**EXTRACTED TEXT**.
☆ ☆ ☆ ☆ ☆ ☆ ☆

AWS S3 + CloudFlare
GitHub (where I’ve kept my site hosted for a long while now) is great, and haven’t had any particular problems. BUT I made the choice to move to S3 primarily because I’m sick of hosting images on one service, then my site on another. GitHub, for free, also restricts the total size a repository can be, and I’m not sure I want to pay just to have a larger repository there. S3 also gives me high reliability and a pretty fine-grained ability to grant permissions for API access to the S3 bucket I store my website on.
I should have put my site behind CloudFlare a long time ago, though. Free SSL, a firewall/WAF, CDN, analytics, and a bunch of other really cool features. Did I mention free?
So, check it out: https://joelkleier.com
The non-SSL version still works and doesn’t redirect. I did this so URL’s wouldn’t break (especially for RSS/Atom).
Notes on how
I won’t get into specifics – it’s pretty easy to find docs on all this stuff. But I will describe the general setup:
- On AWS, I created a new S3 bucket and made it publicly accessible (read only)
- On AWS, I created a new user with an associated IAM policy that allows my new user read/write access to only my S3 bucket
- Locally, I install the
s3cmd
application, and generate an appropriate configuration that uses my restricted user to access my sites S3 bucket - Then, I setup CloudFlare to point my domain at the exposed S3 buckets’ address
After that, it’s just a matter of generating my site and syncing the build directory with the s3cmd
command.
Style Changes
I’ve been reading about the Gopher protocol lately, and it has influenced my thoughts on how my website is designed.

☆ ☆ ☆ ☆ ☆ ☆ ☆

**SUPPLIED MATERIAL**.
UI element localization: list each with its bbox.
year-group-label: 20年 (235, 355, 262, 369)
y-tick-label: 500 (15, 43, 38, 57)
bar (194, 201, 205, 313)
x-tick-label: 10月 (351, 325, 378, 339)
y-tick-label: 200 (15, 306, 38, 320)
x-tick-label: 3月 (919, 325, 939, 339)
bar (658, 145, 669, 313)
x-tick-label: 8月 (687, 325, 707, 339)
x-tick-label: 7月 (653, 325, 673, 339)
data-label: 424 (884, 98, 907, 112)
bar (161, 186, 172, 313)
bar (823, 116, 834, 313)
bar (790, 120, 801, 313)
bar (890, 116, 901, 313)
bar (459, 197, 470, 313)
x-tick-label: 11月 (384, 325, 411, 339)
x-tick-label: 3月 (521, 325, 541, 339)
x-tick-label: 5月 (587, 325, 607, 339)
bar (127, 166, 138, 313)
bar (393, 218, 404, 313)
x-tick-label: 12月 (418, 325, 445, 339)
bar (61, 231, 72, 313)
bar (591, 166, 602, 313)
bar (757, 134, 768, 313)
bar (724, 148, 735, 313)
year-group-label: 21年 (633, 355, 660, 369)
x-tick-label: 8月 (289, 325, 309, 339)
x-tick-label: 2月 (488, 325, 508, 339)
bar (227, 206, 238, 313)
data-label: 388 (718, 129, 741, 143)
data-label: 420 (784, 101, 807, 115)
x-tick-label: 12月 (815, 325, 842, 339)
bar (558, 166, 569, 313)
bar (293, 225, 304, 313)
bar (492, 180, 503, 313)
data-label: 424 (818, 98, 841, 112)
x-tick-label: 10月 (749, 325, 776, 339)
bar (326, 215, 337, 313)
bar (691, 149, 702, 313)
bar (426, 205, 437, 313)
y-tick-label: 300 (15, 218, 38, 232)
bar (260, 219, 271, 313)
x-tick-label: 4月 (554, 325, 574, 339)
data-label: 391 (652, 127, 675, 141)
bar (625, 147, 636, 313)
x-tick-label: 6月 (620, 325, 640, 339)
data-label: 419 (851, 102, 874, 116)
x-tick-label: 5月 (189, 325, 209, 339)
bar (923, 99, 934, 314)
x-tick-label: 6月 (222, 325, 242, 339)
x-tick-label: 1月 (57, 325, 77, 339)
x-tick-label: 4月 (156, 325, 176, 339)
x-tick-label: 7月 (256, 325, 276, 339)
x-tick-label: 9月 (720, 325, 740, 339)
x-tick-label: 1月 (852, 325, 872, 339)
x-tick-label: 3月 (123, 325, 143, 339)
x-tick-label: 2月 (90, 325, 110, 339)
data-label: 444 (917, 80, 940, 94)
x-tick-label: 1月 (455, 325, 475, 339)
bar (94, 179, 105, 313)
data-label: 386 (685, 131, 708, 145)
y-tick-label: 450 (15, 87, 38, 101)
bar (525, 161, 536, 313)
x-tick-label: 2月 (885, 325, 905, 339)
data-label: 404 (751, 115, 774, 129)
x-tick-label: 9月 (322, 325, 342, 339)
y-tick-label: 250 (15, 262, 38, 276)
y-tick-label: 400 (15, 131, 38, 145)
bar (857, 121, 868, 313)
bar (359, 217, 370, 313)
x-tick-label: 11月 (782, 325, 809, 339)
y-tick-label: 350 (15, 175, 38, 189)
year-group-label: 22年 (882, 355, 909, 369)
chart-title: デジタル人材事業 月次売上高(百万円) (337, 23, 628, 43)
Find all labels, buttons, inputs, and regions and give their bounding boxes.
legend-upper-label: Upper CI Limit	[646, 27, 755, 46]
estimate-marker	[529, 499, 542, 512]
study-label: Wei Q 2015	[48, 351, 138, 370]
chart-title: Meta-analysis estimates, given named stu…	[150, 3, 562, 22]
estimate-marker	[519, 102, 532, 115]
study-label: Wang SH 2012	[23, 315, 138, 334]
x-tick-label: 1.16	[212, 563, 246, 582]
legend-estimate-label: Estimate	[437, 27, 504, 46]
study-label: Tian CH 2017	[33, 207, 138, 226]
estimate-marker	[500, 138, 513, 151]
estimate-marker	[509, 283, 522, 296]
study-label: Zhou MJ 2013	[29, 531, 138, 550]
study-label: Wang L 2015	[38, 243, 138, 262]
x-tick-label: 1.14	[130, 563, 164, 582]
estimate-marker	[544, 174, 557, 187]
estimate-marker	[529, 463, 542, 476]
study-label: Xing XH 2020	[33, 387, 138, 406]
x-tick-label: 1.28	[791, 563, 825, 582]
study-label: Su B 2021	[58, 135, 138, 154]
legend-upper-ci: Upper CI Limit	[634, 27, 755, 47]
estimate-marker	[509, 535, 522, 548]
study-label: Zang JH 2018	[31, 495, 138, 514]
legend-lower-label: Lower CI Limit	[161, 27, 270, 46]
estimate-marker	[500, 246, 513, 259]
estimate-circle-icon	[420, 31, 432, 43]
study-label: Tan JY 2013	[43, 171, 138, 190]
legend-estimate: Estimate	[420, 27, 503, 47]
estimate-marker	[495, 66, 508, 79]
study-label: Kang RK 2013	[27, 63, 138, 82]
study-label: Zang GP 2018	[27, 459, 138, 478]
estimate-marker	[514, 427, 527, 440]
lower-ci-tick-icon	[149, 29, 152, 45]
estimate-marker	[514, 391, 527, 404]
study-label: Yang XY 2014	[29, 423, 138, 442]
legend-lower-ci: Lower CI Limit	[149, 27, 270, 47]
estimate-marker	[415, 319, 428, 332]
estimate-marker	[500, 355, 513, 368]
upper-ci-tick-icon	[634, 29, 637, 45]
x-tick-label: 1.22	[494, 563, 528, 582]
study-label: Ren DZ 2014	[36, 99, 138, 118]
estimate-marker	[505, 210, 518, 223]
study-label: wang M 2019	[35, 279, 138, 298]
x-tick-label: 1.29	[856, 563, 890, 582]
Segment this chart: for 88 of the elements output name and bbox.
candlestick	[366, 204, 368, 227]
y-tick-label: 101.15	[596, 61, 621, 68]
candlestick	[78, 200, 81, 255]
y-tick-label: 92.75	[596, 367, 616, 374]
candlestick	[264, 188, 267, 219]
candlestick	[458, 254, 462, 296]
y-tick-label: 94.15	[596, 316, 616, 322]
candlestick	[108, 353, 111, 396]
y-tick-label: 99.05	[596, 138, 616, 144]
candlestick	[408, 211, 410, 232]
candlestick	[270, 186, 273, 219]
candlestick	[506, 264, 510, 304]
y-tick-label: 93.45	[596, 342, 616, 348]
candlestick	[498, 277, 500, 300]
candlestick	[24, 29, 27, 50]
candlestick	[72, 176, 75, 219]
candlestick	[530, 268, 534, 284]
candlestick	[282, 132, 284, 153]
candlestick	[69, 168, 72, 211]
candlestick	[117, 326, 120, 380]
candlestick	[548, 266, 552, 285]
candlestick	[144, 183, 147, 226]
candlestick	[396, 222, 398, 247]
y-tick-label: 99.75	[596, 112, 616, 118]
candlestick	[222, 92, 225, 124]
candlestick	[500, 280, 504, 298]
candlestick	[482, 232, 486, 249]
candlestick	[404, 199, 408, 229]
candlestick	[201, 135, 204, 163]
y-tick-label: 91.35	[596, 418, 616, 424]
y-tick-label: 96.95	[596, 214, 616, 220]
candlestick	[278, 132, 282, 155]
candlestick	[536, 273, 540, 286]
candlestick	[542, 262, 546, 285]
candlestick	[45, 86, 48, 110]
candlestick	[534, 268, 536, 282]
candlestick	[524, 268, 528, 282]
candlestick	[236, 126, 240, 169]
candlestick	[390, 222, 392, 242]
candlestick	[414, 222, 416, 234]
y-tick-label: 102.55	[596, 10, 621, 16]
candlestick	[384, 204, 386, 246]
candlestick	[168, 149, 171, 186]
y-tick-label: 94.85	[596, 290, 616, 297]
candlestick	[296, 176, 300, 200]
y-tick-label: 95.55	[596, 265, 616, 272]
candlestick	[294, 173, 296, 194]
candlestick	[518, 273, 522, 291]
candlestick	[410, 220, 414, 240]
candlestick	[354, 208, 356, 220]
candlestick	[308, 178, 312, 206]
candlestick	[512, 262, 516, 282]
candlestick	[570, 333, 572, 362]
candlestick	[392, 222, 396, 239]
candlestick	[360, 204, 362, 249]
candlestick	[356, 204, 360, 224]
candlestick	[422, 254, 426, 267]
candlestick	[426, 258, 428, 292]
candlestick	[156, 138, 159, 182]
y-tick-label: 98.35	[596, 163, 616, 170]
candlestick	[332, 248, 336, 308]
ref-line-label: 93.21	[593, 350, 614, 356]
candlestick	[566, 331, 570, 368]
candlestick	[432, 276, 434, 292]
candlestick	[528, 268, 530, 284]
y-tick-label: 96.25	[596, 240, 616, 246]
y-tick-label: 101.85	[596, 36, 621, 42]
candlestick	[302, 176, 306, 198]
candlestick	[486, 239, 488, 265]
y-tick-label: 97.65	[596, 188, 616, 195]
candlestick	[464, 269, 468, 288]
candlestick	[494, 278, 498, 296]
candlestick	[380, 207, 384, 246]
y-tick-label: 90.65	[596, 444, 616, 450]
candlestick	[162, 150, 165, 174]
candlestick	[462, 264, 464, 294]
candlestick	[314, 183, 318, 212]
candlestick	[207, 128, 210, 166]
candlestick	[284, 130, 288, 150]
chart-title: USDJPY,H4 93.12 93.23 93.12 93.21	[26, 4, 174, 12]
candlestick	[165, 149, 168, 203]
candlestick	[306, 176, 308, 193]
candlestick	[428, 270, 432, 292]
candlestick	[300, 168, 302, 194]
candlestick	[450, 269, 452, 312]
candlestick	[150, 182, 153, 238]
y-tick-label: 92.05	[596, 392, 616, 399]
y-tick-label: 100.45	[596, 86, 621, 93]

☆ ☆ ☆ ☆ ☆ ☆ ☆

Update the stretch of the S3 and CloudFlare post from "AWS S3 + CloudFlare" through "(especially for RSS/Atom).", putting "repo" in place of "repository", and write out the updated stretch in full. The material plays no part in this.

AWS S3 + CloudFlare
GitHub (where I’ve kept my site hosted for a long while now) is great, and haven’t had any particular problems. BUT I made the choice to move to S3 primarily because I’m sick of hosting images on one service, then my site on another. GitHub, for free, also restricts the total size a repo can be, and I’m not sure I want to pay just to have a larger repo there. S3 also gives me high reliability and a pretty fine-grained ability to grant permissions for API access to the S3 bucket I store my website on.
I should have put my site behind CloudFlare a long time ago, though. Free SSL, a firewall/WAF, CDN, analytics, and a bunch of other really cool features. Did I mention free?
So, check it out: https://joelkleier.com
The non-SSL version still works and doesn’t redirect. I did this so URL’s wouldn’t break (especially for RSS/Atom).